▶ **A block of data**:
-.-.-
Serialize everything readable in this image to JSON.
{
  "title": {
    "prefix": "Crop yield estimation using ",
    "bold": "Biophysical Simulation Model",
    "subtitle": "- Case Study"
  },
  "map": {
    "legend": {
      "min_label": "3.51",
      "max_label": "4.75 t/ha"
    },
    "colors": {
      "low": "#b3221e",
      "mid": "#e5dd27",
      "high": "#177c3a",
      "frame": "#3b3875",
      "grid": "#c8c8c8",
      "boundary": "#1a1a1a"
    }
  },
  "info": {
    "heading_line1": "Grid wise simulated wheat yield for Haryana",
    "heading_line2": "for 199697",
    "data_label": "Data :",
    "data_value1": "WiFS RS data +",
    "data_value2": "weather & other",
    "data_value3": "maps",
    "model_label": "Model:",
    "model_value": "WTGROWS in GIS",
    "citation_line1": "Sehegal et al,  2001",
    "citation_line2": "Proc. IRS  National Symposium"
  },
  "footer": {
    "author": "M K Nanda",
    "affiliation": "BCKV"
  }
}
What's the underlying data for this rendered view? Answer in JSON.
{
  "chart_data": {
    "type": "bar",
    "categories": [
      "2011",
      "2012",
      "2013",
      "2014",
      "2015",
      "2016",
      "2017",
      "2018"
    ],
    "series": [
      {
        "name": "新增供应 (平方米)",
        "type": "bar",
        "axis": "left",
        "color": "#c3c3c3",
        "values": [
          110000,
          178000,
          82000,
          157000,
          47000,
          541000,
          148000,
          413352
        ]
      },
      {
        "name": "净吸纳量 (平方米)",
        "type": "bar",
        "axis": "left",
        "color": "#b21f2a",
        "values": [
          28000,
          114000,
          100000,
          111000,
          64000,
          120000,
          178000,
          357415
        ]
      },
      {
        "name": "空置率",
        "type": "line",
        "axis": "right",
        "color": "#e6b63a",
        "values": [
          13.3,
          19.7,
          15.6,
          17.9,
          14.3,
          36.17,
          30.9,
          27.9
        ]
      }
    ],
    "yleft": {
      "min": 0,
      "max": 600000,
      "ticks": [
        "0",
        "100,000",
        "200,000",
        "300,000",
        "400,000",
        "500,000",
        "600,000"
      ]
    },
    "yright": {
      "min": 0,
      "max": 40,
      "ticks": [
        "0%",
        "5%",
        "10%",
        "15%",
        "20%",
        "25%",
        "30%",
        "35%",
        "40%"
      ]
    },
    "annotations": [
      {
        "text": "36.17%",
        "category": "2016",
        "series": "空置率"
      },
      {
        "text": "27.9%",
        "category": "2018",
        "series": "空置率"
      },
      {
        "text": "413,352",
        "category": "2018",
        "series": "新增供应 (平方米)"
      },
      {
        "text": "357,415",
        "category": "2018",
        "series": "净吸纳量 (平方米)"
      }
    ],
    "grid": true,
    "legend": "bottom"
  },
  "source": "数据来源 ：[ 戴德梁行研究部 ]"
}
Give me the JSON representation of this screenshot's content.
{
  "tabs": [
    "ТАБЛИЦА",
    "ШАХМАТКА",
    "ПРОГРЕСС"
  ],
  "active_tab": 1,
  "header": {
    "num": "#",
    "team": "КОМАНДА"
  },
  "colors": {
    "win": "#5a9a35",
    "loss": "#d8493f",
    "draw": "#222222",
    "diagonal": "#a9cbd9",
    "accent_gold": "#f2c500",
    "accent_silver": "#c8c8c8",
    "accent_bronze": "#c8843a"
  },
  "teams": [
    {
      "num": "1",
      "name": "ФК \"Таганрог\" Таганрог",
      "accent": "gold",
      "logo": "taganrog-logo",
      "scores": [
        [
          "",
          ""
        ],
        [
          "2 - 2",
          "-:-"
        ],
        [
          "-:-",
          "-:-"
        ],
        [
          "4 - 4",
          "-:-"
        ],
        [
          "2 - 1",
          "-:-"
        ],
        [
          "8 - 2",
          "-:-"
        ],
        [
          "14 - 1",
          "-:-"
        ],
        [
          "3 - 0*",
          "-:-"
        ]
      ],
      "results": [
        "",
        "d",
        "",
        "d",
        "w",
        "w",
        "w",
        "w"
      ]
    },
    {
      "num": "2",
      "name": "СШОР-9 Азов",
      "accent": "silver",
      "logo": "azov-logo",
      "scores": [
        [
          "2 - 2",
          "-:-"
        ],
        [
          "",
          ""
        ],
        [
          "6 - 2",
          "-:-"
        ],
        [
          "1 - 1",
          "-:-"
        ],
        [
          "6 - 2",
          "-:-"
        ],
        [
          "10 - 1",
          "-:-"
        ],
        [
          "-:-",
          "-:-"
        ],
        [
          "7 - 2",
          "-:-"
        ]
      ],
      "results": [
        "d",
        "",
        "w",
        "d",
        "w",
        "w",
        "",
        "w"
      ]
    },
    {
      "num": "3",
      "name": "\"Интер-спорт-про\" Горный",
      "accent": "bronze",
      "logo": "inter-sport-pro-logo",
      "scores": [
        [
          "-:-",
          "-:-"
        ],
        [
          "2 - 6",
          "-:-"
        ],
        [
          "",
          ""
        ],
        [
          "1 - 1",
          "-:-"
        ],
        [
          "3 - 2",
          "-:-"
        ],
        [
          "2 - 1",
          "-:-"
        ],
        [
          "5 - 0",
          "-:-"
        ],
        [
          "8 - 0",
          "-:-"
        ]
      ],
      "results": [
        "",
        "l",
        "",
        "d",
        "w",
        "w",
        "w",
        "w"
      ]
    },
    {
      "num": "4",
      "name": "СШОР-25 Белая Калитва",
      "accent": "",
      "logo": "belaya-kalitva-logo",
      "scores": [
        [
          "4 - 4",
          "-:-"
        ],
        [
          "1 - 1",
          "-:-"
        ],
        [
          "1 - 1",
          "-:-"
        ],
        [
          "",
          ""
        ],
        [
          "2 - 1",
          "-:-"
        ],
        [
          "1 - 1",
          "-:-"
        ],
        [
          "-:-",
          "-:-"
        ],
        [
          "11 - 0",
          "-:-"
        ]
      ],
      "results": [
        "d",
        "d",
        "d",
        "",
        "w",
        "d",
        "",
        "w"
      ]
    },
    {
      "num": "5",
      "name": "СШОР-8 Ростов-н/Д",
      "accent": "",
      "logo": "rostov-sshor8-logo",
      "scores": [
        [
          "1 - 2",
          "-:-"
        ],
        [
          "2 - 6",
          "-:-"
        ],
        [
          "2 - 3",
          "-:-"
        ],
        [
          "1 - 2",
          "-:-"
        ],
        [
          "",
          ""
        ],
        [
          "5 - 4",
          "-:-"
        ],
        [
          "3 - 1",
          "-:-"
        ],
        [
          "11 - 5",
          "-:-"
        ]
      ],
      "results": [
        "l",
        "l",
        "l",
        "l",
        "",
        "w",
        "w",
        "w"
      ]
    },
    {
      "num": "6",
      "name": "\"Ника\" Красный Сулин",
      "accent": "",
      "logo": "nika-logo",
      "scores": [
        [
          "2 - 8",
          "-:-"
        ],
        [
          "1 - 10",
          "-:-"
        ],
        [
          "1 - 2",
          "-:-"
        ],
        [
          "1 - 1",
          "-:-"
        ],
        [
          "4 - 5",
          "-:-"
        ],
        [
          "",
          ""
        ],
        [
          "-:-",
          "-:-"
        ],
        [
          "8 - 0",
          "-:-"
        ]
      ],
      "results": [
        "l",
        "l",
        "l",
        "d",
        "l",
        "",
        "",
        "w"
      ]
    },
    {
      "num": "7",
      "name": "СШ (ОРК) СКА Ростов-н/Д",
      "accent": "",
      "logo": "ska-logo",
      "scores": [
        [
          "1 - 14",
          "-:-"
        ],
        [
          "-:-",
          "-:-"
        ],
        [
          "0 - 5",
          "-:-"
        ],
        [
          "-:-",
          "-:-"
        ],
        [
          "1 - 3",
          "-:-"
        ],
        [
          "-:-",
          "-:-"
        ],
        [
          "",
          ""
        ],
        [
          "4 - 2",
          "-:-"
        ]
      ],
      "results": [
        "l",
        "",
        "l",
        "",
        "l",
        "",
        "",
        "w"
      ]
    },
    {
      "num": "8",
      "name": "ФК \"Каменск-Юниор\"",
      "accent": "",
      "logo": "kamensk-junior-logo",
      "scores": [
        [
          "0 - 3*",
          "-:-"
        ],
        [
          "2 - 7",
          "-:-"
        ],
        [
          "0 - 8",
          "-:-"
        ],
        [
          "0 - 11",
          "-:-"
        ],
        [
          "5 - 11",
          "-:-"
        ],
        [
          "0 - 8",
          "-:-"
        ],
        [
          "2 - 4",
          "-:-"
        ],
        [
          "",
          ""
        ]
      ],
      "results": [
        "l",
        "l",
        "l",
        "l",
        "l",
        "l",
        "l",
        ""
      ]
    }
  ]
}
-.-.-
▶ **Objective**:
Write out every line of the entries that holds the word "Ростов".

▶ **Full solution**:
      "name": "СШОР-8 Ростов-н/Д",
      "name": "СШ (ОРК) СКА Ростов-н/Д",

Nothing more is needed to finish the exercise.